- _What is needed_: The complete listing should be restated exactly.

- _Record set_:
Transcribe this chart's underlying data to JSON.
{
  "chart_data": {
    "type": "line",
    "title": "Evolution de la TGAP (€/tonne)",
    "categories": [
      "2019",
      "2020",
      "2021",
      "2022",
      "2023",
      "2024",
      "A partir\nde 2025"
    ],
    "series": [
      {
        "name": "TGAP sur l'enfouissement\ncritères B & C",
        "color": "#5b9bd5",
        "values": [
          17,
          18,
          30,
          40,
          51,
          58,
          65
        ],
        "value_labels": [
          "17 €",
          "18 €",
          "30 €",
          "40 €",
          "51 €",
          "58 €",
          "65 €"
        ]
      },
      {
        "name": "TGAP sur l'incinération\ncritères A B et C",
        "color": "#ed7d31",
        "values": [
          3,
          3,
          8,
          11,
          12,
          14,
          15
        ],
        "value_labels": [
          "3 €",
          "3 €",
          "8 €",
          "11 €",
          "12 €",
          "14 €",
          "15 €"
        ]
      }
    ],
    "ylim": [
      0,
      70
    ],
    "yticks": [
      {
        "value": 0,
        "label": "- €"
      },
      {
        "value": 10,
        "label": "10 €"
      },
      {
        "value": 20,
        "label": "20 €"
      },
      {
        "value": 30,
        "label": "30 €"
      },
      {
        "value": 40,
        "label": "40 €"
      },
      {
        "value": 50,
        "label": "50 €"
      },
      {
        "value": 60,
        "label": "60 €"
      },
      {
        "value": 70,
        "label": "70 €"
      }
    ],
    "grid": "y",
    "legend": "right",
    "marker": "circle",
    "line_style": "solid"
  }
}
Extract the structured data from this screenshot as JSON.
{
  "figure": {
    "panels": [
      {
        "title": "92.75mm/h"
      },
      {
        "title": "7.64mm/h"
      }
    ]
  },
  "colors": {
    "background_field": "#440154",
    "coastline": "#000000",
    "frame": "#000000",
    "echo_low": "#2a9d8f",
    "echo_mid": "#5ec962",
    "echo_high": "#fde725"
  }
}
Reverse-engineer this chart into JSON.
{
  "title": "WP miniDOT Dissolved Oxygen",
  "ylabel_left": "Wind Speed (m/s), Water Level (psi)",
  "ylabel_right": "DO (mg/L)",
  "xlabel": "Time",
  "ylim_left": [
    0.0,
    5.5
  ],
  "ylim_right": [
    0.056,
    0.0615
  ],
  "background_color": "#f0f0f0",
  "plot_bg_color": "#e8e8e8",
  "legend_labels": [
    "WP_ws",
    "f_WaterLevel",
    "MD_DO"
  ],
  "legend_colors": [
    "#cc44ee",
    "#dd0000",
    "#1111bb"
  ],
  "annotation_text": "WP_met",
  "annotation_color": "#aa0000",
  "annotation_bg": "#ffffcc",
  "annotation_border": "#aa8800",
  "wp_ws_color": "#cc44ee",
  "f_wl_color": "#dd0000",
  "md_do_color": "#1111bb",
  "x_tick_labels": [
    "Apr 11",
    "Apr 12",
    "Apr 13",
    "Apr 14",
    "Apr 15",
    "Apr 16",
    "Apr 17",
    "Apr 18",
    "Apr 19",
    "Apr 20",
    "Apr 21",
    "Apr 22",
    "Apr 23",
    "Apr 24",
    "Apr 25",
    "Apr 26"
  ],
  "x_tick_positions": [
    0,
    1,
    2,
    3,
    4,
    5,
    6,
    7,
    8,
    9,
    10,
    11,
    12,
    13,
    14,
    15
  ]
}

- _Correct answer_:
Transcribe this chart's underlying data to JSON.
{
  "chart_data": {
    "type": "line",
    "title": "Evolution de la TGAP (€/tonne)",
    "categories": [
      "2019",
      "2020",
      "2021",
      "2022",
      "2023",
      "2024",
      "A partir\nde 2025"
    ],
    "series": [
      {
        "name": "TGAP sur l'enfouissement\ncritères B & C",
        "color": "#5b9bd5",
        "values": [
          17,
          18,
          30,
          40,
          51,
          58,
          65
        ],
        "value_labels": [
          "17 €",
          "18 €",
          "30 €",
          "40 €",
          "51 €",
          "58 €",
          "65 €"
        ]
      },
      {
        "name": "TGAP sur l'incinération\ncritères A B et C",
        "color": "#ed7d31",
        "values": [
          3,
          3,
          8,
          11,
          12,
          14,
          15
        ],
        "value_labels": [
          "3 €",
          "3 €",
          "8 €",
          "11 €",
          "12 €",
          "14 €",
          "15 €"
        ]
      }
    ],
    "ylim": [
      0,
      70
    ],
    "yticks": [
      {
        "value": 0,
        "label": "- €"
      },
      {
        "value": 10,
        "label": "10 €"
      },
      {
        "value": 20,
        "label": "20 €"
      },
      {
        "value": 30,
        "label": "30 €"
      },
      {
        "value": 40,
        "label": "40 €"
      },
      {
        "value": 50,
        "label": "50 €"
      },
      {
        "value": 60,
        "label": "60 €"
      },
      {
        "value": 70,
        "label": "70 €"
      }
    ],
    "grid": "y",
    "legend": "right",
    "marker": "circle",
    "line_style": "solid"
  }
}
Extract the structured data from this screenshot as JSON.
{
  "figure": {
    "panels": [
      {
        "title": "92.75mm/h"
      },
      {
        "title": "7.64mm/h"
      }
    ]
  },
  "colors": {
    "background_field": "#440154",
    "coastline": "#000000",
    "frame": "#000000",
    "echo_low": "#2a9d8f",
    "echo_mid": "#5ec962",
    "echo_high": "#fde725"
  }
}
Reverse-engineer this chart into JSON.
{
  "title": "WP miniDOT Dissolved Oxygen",
  "ylabel_left": "Wind Speed (m/s), Water Level (psi)",
  "ylabel_right": "DO (mg/L)",
  "xlabel": "Time",
  "ylim_left": [
    0.0,
    5.5
  ],
  "ylim_right": [
    0.056,
    0.0615
  ],
  "background_color": "#f0f0f0",
  "plot_bg_color": "#e8e8e8",
  "legend_labels": [
    "WP_ws",
    "f_WaterLevel",
    "MD_DO"
  ],
  "legend_colors": [
    "#cc44ee",
    "#dd0000",
    "#1111bb"
  ],
  "annotation_text": "WP_met",
  "annotation_color": "#aa0000",
  "annotation_bg": "#ffffcc",
  "annotation_border": "#aa8800",
  "wp_ws_color": "#cc44ee",
  "f_wl_color": "#dd0000",
  "md_do_color": "#1111bb",
  "x_tick_labels": [
    "Apr 11",
    "Apr 12",
    "Apr 13",
    "Apr 14",
    "Apr 15",
    "Apr 16",
    "Apr 17",
    "Apr 18",
    "Apr 19",
    "Apr 20",
    "Apr 21",
    "Apr 22",
    "Apr 23",
    "Apr 24",
    "Apr 25",
    "Apr 26"
  ],
  "x_tick_positions": [
    0,
    1,
    2,
    3,
    4,
    5,
    6,
    7,
    8,
    9,
    10,
    11,
    12,
    13,
    14,
    15
  ]
}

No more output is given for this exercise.